_Task requirements_
Only lines with the word "sellaisia" are needed; collect each of them from the listing below.

_Information supplied_
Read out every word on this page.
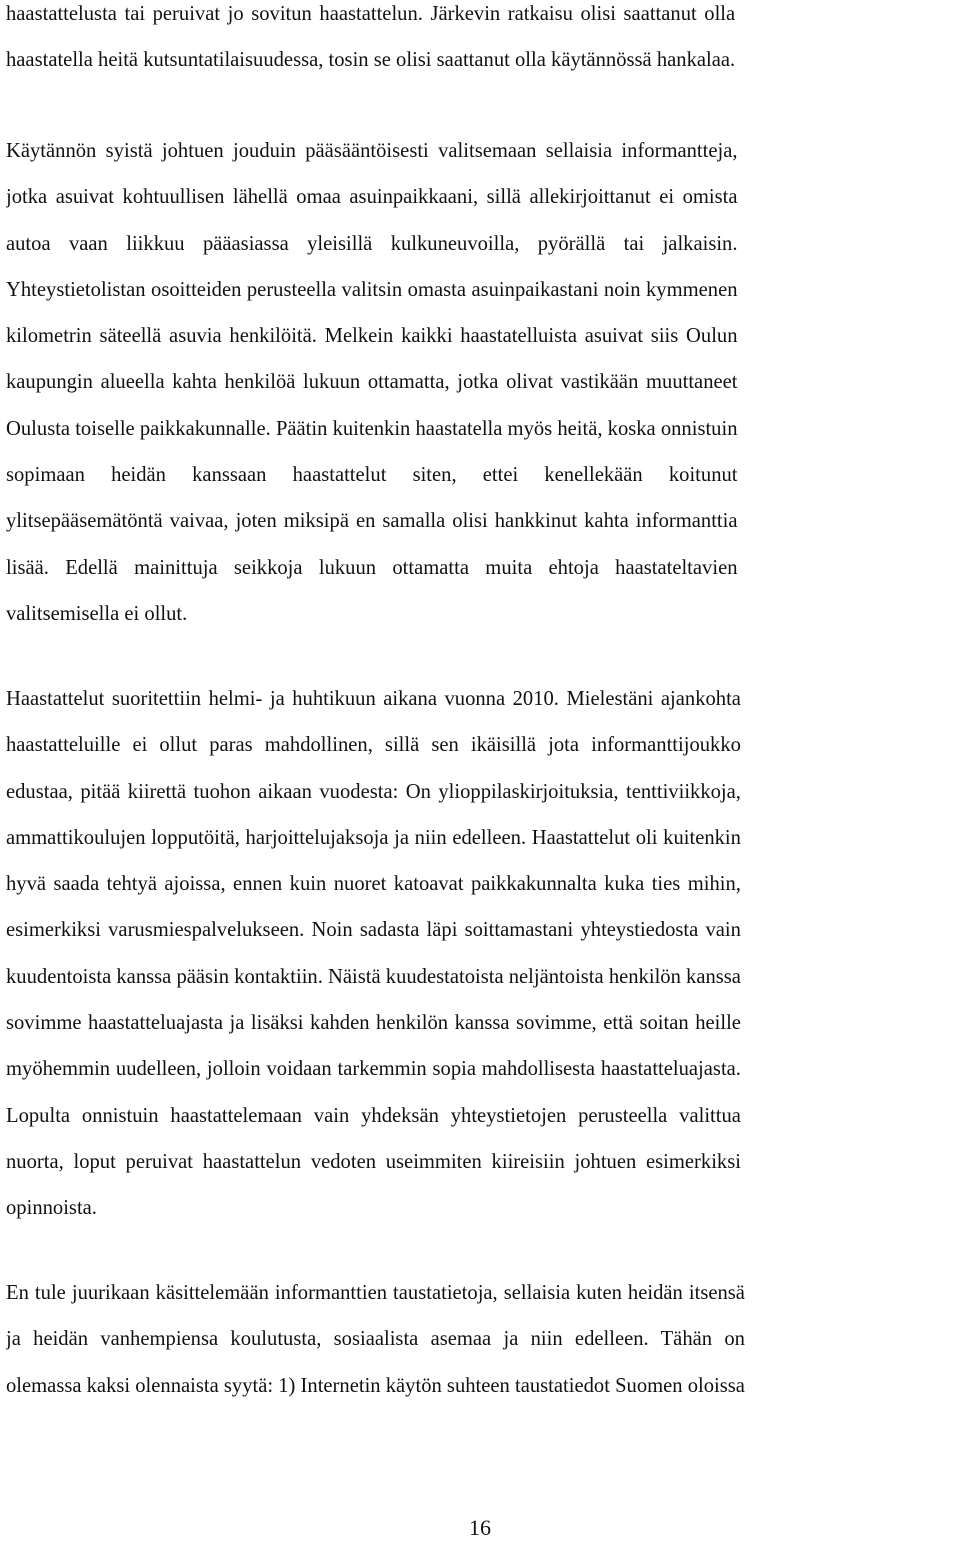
haastattelusta tai peruivat jo sovitun haastattelun. Järkevin ratkaisu olisi saattanut olla
haastatella heitä kutsuntatilaisuudessa, tosin se olisi saattanut olla käytännössä hankalaa.
Käytännön syistä johtuen jouduin pääsääntöisesti valitsemaan sellaisia informantteja,
jotka asuivat kohtuullisen lähellä omaa asuinpaikkaani, sillä allekirjoittanut ei omista
autoa vaan liikkuu pääasiassa yleisillä kulkuneuvoilla, pyörällä tai jalkaisin.
Yhteystietolistan osoitteiden perusteella valitsin omasta asuinpaikastani noin kymmenen
kilometrin säteellä asuvia henkilöitä. Melkein kaikki haastatelluista asuivat siis Oulun
kaupungin alueella kahta henkilöä lukuun ottamatta, jotka olivat vastikään muuttaneet
Oulusta toiselle paikkakunnalle. Päätin kuitenkin haastatella myös heitä, koska onnistuin
sopimaan heidän kanssaan haastattelut siten, ettei kenellekään koitunut
ylitsepääsemätöntä vaivaa, joten miksipä en samalla olisi hankkinut kahta informanttia
lisää. Edellä mainittuja seikkoja lukuun ottamatta muita ehtoja haastateltavien
valitsemisella ei ollut.
Haastattelut suoritettiin helmi- ja huhtikuun aikana vuonna 2010. Mielestäni ajankohta
haastatteluille ei ollut paras mahdollinen, sillä sen ikäisillä jota informanttijoukko
edustaa, pitää kiirettä tuohon aikaan vuodesta: On ylioppilaskirjoituksia, tenttiviikkoja,
ammattikoulujen lopputöitä, harjoittelujaksoja ja niin edelleen. Haastattelut oli kuitenkin
hyvä saada tehtyä ajoissa, ennen kuin nuoret katoavat paikkakunnalta kuka ties mihin,
esimerkiksi varusmiespalvelukseen. Noin sadasta läpi soittamastani yhteystiedosta vain
kuudentoista kanssa pääsin kontaktiin. Näistä kuudestatoista neljäntoista henkilön kanssa
sovimme haastatteluajasta ja lisäksi kahden henkilön kanssa sovimme, että soitan heille
myöhemmin uudelleen, jolloin voidaan tarkemmin sopia mahdollisesta haastatteluajasta.
Lopulta onnistuin haastattelemaan vain yhdeksän yhteystietojen perusteella valittua
nuorta, loput peruivat haastattelun vedoten useimmiten kiireisiin johtuen esimerkiksi
opinnoista.
En tule juurikaan käsittelemään informanttien taustatietoja, sellaisia kuten heidän itsensä
ja heidän vanhempiensa koulutusta, sosiaalista asemaa ja niin edelleen. Tähän on
olemassa kaksi olennaista syytä: 1) Internetin käytön suhteen taustatiedot Suomen oloissa
16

_Final answer_
Käytännön syistä johtuen jouduin pääsääntöisesti valitsemaan sellaisia informantteja,
En tule juurikaan käsittelemään informanttien taustatietoja, sellaisia kuten heidän itsensä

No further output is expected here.